··· Dataset extract

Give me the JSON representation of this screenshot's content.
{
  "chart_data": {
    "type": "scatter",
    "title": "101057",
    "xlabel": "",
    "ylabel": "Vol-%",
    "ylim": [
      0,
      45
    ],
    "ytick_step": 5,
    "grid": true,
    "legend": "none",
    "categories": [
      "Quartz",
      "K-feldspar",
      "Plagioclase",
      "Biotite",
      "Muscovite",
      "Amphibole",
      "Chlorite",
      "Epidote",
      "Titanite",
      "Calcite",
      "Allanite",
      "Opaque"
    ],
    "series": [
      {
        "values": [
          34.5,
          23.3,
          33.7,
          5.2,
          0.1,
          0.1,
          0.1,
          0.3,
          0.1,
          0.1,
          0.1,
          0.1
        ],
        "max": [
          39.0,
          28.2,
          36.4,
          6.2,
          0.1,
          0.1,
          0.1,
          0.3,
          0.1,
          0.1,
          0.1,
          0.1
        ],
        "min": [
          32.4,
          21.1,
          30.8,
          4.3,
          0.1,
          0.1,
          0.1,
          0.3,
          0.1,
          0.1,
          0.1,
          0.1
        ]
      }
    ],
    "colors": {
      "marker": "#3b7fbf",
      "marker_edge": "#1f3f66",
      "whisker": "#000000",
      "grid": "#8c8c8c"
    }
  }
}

······
··· Dataset extract

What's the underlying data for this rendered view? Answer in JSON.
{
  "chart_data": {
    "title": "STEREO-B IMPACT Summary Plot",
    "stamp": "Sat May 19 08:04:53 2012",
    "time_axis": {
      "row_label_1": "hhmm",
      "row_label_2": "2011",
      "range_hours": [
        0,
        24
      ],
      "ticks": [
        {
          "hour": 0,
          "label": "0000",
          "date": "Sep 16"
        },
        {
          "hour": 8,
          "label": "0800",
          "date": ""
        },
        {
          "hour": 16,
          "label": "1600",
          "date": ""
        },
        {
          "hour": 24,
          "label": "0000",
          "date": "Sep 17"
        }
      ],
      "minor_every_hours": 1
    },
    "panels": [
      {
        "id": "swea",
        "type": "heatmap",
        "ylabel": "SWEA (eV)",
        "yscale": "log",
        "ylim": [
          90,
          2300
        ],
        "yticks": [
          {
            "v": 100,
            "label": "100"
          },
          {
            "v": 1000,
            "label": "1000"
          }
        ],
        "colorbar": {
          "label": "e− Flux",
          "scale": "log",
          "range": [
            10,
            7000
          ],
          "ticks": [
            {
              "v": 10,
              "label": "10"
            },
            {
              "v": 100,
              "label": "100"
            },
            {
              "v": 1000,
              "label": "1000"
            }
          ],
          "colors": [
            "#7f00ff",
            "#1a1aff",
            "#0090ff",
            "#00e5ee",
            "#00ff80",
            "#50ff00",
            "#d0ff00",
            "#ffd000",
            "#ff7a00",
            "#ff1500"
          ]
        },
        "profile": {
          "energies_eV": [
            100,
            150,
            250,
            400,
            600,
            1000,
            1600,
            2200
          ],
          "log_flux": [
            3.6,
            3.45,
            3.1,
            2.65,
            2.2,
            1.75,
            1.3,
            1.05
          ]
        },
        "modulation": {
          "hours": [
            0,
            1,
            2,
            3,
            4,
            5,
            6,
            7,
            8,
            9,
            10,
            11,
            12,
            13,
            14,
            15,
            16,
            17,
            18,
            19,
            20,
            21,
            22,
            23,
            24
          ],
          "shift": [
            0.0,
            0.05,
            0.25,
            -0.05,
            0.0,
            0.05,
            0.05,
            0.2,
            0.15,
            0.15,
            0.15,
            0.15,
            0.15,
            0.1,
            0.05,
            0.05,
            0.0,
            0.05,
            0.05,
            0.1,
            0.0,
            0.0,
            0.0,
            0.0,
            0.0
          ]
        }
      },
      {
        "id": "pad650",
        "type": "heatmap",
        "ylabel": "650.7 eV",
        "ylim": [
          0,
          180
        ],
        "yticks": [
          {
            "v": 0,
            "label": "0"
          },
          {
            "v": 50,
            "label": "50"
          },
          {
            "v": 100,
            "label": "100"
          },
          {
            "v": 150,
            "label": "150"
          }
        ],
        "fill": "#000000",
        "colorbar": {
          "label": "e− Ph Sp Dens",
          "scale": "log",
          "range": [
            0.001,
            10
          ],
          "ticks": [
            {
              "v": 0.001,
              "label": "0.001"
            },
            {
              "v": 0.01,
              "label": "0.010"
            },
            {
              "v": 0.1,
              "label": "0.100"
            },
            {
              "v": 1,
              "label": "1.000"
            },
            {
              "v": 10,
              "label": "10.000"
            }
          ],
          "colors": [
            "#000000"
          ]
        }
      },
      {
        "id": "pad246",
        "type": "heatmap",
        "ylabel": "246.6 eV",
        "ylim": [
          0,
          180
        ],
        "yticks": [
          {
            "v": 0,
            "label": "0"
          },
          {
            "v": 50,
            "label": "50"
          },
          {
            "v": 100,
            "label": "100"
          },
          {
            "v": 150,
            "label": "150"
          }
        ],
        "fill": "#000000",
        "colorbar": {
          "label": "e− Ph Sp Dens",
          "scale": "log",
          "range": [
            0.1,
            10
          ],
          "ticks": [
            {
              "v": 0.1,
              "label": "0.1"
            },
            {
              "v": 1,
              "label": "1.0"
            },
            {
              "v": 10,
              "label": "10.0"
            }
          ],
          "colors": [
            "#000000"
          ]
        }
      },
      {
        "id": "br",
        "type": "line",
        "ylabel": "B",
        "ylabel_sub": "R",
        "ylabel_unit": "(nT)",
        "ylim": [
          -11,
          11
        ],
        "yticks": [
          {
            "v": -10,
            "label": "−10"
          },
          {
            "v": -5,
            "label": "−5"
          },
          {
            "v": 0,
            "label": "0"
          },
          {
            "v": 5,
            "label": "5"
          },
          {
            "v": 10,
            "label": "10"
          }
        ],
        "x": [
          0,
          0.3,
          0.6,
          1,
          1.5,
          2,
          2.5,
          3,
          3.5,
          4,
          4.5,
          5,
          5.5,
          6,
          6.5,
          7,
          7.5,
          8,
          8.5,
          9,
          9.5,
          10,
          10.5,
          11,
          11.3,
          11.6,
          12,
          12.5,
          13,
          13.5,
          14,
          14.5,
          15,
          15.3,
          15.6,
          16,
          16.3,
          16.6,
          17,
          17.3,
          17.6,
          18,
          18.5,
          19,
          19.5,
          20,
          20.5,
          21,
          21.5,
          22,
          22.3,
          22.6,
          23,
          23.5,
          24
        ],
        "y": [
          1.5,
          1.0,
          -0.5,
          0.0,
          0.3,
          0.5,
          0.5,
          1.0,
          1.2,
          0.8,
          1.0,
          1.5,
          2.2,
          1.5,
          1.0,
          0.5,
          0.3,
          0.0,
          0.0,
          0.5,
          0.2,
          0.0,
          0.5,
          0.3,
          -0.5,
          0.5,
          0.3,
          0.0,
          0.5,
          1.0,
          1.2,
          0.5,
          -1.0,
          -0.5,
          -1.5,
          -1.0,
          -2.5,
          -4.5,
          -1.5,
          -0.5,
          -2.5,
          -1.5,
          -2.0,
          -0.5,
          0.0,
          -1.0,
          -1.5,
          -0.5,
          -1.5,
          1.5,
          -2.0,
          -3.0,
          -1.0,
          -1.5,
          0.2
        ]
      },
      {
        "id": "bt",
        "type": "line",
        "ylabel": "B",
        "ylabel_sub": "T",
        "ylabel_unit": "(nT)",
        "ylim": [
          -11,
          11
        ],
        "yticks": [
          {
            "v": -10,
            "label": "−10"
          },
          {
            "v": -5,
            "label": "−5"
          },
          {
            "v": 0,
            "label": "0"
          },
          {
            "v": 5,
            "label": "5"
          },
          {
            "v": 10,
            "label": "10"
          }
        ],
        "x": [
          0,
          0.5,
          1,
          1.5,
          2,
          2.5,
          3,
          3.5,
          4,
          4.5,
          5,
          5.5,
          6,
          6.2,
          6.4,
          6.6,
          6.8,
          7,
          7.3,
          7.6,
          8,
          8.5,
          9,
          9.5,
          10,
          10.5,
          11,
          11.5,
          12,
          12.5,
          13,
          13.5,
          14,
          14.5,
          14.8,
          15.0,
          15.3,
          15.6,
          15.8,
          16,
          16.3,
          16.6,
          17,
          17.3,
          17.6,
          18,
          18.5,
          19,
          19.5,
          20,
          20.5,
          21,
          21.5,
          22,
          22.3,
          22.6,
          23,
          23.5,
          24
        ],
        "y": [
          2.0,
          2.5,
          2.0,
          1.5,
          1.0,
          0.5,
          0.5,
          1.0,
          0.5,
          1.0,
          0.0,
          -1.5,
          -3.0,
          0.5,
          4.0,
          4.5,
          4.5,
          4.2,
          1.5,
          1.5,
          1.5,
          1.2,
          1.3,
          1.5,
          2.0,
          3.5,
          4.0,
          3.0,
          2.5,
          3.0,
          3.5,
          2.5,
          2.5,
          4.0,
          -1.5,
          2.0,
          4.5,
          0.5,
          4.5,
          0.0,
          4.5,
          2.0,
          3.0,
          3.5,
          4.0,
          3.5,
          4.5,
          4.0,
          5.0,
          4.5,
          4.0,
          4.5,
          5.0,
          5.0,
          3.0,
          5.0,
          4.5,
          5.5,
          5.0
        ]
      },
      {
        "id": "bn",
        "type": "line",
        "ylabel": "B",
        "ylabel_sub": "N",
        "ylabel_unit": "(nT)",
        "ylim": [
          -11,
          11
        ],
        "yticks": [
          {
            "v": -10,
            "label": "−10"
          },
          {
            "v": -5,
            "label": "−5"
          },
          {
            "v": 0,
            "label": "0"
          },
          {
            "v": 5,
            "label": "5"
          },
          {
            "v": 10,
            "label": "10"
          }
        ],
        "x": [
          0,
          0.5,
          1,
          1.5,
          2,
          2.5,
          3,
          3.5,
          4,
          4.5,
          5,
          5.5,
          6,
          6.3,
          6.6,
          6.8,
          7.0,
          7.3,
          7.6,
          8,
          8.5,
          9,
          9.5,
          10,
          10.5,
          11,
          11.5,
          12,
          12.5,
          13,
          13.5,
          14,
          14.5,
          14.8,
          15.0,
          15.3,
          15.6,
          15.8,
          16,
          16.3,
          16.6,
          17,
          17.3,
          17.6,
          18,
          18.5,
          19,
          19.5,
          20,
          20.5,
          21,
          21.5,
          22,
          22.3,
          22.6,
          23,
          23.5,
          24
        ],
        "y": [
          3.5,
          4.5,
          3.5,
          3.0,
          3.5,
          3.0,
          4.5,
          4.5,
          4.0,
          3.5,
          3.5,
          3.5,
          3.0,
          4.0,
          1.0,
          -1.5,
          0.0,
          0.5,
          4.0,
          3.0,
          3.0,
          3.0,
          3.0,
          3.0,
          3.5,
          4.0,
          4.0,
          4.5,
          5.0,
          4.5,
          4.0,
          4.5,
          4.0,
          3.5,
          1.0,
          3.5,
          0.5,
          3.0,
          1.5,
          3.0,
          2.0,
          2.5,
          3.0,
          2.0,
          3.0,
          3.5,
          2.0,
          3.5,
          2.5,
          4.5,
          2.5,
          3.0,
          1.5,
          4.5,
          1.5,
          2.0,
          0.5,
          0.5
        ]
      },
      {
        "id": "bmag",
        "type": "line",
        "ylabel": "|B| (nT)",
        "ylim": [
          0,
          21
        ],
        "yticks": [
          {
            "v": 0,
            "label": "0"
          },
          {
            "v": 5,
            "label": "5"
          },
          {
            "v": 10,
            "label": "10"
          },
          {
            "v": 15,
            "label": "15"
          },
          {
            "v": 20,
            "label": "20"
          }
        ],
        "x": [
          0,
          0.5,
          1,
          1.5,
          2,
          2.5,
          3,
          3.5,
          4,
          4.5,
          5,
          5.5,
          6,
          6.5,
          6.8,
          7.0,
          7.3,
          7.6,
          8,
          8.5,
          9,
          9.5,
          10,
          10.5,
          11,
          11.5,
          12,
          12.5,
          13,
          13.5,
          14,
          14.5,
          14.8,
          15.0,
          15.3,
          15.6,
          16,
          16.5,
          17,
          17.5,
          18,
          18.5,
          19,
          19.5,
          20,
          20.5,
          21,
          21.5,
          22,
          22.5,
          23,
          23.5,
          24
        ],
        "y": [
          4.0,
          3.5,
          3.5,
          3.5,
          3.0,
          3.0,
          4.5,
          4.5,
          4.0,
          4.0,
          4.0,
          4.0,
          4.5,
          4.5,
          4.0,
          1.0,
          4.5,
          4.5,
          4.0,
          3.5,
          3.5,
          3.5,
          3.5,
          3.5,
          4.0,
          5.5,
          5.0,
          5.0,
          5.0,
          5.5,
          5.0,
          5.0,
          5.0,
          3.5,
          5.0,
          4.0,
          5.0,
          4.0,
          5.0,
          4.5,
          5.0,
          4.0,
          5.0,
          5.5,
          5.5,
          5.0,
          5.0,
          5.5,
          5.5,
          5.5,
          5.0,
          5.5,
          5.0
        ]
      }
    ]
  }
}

······

**Problem to work on:** Look for the word "title" and return every line where it occurs.

**Output for this task:**
    "title": "101057",
    "title": "STEREO-B IMPACT Summary Plot",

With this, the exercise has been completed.